**TASK TO CARRY OUT**
Could you turn the data, from its very first line through the line containing "436, 614, 448]" (inclusive), into a Markdown table with the columns Row and Line, numbering each line and leaving out any blank lines?

-- begin --

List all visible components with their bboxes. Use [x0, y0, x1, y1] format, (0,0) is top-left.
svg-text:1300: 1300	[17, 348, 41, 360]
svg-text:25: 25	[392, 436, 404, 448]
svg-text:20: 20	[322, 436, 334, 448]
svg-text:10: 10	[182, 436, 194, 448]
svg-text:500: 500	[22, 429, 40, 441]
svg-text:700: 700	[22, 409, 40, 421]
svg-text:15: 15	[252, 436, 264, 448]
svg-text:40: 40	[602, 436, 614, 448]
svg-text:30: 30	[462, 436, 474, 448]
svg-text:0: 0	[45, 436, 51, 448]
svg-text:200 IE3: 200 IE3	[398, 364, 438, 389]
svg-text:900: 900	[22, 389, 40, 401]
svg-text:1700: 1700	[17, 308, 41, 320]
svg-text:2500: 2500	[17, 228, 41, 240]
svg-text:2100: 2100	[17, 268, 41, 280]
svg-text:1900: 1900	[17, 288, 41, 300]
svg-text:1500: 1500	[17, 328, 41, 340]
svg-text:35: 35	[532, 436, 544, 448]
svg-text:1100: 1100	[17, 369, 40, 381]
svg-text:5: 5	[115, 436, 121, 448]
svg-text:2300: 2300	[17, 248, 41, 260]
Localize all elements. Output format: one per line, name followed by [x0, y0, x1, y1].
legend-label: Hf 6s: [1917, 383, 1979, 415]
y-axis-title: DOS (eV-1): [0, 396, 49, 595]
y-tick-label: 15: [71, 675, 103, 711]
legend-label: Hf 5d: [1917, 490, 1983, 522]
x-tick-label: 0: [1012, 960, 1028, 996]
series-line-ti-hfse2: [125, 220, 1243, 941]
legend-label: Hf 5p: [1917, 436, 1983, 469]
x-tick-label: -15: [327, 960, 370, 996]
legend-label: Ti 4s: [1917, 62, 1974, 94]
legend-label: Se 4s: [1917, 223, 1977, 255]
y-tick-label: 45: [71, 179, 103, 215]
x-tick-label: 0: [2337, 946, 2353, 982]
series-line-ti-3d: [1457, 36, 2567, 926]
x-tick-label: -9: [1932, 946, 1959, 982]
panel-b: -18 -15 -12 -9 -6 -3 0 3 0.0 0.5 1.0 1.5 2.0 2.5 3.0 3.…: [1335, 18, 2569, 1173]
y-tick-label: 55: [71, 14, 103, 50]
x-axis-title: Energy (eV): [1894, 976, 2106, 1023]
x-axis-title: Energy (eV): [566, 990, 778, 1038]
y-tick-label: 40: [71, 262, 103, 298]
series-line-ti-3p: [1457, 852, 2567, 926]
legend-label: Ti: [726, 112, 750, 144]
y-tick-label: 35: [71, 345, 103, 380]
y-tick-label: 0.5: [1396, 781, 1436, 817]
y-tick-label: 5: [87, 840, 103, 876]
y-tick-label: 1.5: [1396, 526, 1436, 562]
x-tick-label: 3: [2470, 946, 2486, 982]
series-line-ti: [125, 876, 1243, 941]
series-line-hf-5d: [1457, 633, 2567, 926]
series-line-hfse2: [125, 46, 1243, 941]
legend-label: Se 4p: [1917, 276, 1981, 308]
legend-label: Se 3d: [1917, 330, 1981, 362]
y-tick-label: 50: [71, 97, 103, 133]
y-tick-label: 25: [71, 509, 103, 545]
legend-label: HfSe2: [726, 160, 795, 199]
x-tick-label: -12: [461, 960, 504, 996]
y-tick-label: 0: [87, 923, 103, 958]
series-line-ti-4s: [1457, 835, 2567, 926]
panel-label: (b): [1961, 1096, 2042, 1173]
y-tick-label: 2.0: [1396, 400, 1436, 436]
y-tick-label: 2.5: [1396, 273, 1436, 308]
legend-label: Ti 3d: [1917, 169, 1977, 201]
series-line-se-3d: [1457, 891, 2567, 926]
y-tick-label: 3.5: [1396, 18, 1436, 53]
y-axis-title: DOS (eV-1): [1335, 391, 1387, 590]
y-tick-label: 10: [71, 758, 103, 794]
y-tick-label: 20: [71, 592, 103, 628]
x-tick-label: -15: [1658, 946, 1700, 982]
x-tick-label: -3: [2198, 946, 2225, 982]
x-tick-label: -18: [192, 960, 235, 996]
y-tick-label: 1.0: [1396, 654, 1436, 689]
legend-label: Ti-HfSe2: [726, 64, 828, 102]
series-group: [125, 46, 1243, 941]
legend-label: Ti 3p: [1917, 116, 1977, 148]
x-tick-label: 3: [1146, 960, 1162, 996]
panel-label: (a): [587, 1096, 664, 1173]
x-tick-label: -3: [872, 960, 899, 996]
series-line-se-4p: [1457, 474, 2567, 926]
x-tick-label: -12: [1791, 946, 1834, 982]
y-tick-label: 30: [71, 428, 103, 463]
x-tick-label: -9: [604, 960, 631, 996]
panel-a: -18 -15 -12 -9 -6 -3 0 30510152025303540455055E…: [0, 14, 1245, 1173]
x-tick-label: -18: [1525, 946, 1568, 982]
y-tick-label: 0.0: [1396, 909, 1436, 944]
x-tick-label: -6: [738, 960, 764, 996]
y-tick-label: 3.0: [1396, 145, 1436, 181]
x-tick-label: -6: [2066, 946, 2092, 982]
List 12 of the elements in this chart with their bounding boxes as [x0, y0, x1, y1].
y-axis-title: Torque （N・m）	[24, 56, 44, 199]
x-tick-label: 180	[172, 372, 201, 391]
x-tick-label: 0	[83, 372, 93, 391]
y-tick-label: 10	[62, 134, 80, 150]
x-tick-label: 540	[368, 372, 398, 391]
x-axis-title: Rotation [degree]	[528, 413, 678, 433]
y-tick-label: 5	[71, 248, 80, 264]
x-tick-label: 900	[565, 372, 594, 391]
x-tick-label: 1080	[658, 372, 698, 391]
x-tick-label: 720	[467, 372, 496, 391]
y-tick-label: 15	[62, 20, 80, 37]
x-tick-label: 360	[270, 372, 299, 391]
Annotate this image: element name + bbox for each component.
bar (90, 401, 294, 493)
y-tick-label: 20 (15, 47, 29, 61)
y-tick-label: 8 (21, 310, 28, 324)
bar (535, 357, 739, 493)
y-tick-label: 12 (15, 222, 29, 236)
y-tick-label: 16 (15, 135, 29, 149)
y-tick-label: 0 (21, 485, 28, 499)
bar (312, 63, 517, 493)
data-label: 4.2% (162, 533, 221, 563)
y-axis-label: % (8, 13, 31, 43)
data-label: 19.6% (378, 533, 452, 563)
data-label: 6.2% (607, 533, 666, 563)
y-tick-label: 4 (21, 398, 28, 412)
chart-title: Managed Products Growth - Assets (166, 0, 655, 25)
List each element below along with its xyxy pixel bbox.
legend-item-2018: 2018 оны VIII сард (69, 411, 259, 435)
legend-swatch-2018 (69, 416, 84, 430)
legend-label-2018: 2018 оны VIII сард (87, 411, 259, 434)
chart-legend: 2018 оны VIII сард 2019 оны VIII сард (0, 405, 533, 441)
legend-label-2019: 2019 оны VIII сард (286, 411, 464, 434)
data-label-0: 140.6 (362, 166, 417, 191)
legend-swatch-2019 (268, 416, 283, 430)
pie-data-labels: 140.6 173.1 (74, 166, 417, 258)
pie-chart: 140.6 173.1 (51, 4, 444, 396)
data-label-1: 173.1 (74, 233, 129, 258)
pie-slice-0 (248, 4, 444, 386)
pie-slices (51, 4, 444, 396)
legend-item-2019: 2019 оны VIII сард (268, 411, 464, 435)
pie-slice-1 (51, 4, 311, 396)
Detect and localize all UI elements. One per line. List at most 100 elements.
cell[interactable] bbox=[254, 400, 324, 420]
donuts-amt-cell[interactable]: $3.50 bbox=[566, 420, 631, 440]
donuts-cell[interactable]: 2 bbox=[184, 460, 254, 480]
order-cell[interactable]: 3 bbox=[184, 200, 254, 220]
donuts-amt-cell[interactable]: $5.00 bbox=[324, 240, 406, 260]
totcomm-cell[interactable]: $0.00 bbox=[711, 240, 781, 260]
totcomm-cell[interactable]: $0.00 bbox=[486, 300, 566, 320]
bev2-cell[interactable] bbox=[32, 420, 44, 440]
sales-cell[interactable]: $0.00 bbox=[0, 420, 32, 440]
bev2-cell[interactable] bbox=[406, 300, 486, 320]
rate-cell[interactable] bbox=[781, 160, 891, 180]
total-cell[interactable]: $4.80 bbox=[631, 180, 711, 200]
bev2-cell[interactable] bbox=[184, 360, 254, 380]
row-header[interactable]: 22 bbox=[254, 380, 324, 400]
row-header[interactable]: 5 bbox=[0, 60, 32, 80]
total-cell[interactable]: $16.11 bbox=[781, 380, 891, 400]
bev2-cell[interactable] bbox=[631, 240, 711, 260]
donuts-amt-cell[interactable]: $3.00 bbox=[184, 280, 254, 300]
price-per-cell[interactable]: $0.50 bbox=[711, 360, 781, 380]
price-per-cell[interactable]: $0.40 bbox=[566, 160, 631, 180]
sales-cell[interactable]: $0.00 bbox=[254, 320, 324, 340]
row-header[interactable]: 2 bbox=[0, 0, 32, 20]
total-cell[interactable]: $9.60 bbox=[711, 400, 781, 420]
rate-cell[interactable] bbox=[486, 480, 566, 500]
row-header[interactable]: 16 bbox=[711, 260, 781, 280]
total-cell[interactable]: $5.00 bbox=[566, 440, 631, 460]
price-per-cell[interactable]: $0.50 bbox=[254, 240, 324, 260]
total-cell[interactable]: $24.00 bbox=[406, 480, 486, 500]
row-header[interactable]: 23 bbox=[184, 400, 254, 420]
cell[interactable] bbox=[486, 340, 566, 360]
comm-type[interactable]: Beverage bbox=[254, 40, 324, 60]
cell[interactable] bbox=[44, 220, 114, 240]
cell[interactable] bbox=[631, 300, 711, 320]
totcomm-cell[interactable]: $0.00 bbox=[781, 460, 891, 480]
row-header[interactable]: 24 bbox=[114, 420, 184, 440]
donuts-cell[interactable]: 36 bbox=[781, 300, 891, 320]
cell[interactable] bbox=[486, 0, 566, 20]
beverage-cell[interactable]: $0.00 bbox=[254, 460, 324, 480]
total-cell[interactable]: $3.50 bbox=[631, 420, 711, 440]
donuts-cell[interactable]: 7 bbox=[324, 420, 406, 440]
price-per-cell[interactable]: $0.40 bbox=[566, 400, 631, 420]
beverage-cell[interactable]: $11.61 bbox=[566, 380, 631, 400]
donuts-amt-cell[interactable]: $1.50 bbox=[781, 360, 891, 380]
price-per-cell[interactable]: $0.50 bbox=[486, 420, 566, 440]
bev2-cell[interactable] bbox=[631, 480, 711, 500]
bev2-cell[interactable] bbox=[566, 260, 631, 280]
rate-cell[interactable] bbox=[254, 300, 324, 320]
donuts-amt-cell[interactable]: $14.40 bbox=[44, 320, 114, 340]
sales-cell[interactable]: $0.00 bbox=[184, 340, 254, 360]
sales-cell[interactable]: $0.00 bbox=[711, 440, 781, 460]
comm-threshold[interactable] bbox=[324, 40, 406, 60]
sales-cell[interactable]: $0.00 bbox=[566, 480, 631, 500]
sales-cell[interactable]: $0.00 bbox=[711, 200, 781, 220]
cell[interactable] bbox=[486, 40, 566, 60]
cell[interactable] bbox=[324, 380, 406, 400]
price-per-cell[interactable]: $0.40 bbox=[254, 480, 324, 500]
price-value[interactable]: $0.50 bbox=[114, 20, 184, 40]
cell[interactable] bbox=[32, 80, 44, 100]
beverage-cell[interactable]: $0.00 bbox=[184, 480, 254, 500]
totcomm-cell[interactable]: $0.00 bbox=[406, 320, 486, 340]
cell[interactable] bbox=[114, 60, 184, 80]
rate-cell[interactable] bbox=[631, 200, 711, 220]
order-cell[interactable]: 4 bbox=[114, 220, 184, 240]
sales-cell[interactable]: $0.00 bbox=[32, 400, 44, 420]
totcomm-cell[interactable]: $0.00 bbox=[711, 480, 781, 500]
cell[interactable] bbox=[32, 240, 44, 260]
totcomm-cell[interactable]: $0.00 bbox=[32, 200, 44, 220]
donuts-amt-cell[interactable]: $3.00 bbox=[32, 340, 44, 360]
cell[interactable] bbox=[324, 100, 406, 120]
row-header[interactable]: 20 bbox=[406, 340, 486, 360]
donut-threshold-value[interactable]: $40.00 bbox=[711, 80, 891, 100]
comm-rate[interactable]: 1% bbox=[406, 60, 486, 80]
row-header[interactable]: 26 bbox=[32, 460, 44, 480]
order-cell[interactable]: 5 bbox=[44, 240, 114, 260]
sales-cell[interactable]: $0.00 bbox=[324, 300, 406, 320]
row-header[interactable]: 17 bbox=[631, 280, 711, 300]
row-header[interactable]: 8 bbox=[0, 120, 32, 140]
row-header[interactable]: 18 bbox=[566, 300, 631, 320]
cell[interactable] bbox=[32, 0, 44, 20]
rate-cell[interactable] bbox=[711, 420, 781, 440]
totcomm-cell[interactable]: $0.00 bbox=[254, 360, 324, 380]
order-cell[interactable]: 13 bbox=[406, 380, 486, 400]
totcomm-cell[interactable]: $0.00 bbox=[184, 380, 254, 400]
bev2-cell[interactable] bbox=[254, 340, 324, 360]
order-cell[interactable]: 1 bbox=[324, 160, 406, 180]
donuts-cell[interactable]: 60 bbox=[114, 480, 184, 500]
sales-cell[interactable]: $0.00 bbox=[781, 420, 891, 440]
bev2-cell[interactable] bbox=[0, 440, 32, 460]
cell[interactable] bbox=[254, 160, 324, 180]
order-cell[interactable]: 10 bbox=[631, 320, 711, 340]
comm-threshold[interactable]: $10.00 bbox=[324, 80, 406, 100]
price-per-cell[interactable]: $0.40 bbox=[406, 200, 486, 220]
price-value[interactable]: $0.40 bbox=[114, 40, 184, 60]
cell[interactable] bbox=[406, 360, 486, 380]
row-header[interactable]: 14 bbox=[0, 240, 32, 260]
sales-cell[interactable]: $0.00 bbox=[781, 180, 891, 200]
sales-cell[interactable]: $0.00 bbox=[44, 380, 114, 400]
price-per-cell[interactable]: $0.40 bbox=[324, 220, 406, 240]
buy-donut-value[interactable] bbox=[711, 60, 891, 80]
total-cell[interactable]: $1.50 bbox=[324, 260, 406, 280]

-- end --

**SOLVED EXERCISE**
| Row | Line |
|---|---|
| 1 | List all visible components with their bboxes. Use [x0, y0, x1, y1] format, (0,0) is top-left. |
| 2 | svg-text:1300: 1300	[17, 348, 41, 360] |
| 3 | svg-text:25: 25	[392, 436, 404, 448] |
| 4 | svg-text:20: 20	[322, 436, 334, 448] |
| 5 | svg-text:10: 10	[182, 436, 194, 448] |
| 6 | svg-text:500: 500	[22, 429, 40, 441] |
| 7 | svg-text:700: 700	[22, 409, 40, 421] |
| 8 | svg-text:15: 15	[252, 436, 264, 448] |
| 9 | svg-text:40: 40	[602, 436, 614, 448] |